- [Set exercise]: Copy each line with the word "JSON" in it.

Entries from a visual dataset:
## start
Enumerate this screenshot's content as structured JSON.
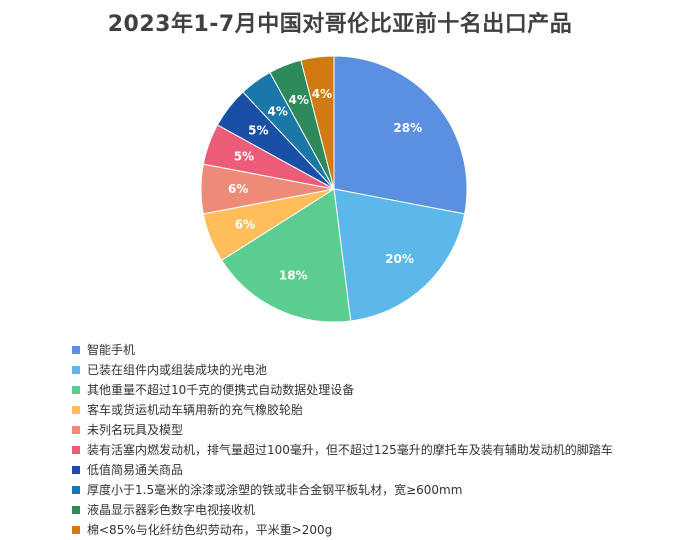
{
  "chart_data": {
    "type": "pie",
    "title": "2023年1-7月中国对哥伦比亚前十名出口产品",
    "slices": [
      {
        "name": "智能手机",
        "value": 28,
        "label": "28%",
        "color": "#5B8FE0"
      },
      {
        "name": "已装在组件内或组装成块的光电池",
        "value": 20,
        "label": "20%",
        "color": "#5BB8E8"
      },
      {
        "name": "其他重量不超过10千克的便携式自动数据处理设备",
        "value": 18,
        "label": "18%",
        "color": "#5CCD90"
      },
      {
        "name": "客车或货运机动车辆用新的充气橡胶轮胎",
        "value": 6,
        "label": "6%",
        "color": "#FFBE5C"
      },
      {
        "name": "未列名玩具及模型",
        "value": 6,
        "label": "6%",
        "color": "#EE8A78"
      },
      {
        "name": "装有活塞内燃发动机，排气量超过100毫升，但不超过125毫升的摩托车及装有辅助发动机的脚踏车",
        "value": 5,
        "label": "5%",
        "color": "#EC5C78"
      },
      {
        "name": "低值简易通关商品",
        "value": 5,
        "label": "5%",
        "color": "#1A4FA8"
      },
      {
        "name": "厚度小于1.5毫米的涂漆或涂塑的铁或非合金钢平板轧材，宽≥600mm",
        "value": 4,
        "label": "4%",
        "color": "#1A78A8"
      },
      {
        "name": "液晶显示器彩色数字电视接收机",
        "value": 4,
        "label": "4%",
        "color": "#2E8A5A"
      },
      {
        "name": "棉<85%与化纤纺色织劳动布，平米重>200g",
        "value": 4,
        "label": "4%",
        "color": "#D07A10"
      }
    ],
    "legend_position": "bottom-left"
  }
}
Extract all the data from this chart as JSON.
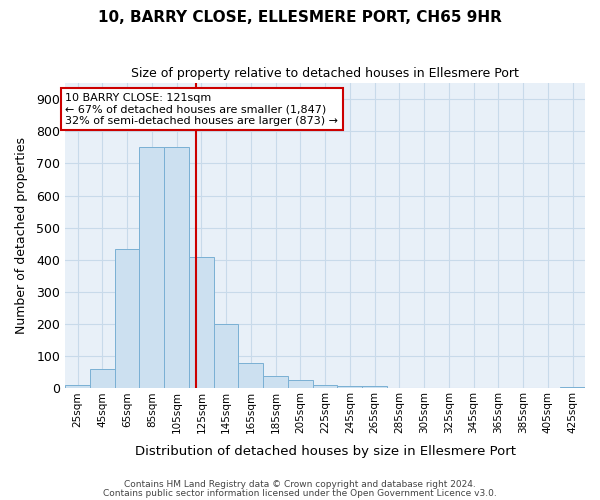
{
  "title": "10, BARRY CLOSE, ELLESMERE PORT, CH65 9HR",
  "subtitle": "Size of property relative to detached houses in Ellesmere Port",
  "xlabel": "Distribution of detached houses by size in Ellesmere Port",
  "ylabel": "Number of detached properties",
  "bin_labels": [
    "25sqm",
    "45sqm",
    "65sqm",
    "85sqm",
    "105sqm",
    "125sqm",
    "145sqm",
    "165sqm",
    "185sqm",
    "205sqm",
    "225sqm",
    "245sqm",
    "265sqm",
    "285sqm",
    "305sqm",
    "325sqm",
    "345sqm",
    "365sqm",
    "385sqm",
    "405sqm",
    "425sqm"
  ],
  "bin_edges": [
    15,
    35,
    55,
    75,
    95,
    115,
    135,
    155,
    175,
    195,
    215,
    235,
    255,
    275,
    295,
    315,
    335,
    355,
    375,
    395,
    415,
    435
  ],
  "bar_values": [
    10,
    60,
    435,
    750,
    750,
    410,
    200,
    80,
    40,
    25,
    10,
    8,
    8,
    0,
    0,
    0,
    0,
    0,
    0,
    0,
    5
  ],
  "bar_facecolor": "#cce0f0",
  "bar_edgecolor": "#7ab0d4",
  "property_size": 121,
  "vline_color": "#cc0000",
  "annotation_title": "10 BARRY CLOSE: 121sqm",
  "annotation_line1": "← 67% of detached houses are smaller (1,847)",
  "annotation_line2": "32% of semi-detached houses are larger (873) →",
  "annotation_box_edgecolor": "#cc0000",
  "ylim": [
    0,
    950
  ],
  "yticks": [
    0,
    100,
    200,
    300,
    400,
    500,
    600,
    700,
    800,
    900
  ],
  "grid_color": "#c8daea",
  "bg_color": "#e8f0f8",
  "footer1": "Contains HM Land Registry data © Crown copyright and database right 2024.",
  "footer2": "Contains public sector information licensed under the Open Government Licence v3.0."
}
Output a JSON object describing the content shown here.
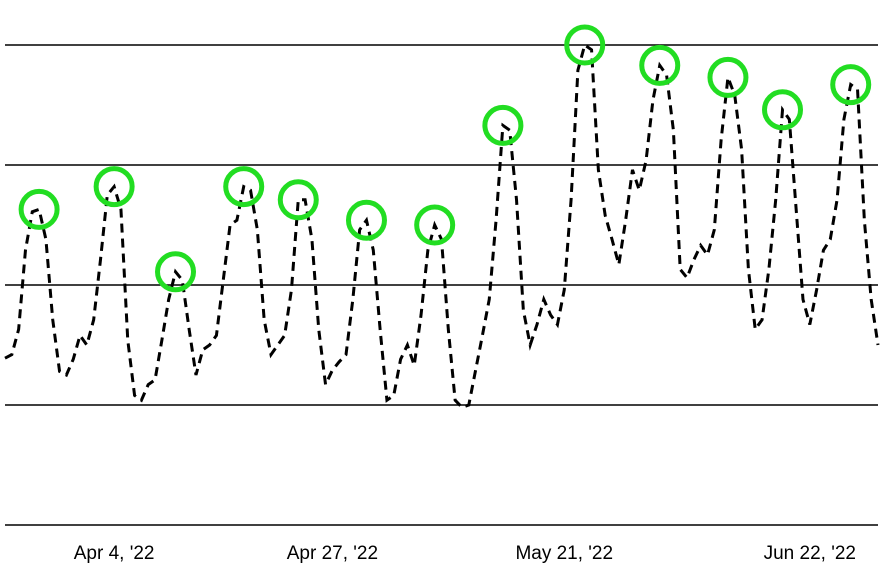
## end
- [Response to the exercise]:
Enumerate this screenshot's content as structured JSON.
Extract all the data from this chart as JSON.
Output a JSON object describing the content shown here.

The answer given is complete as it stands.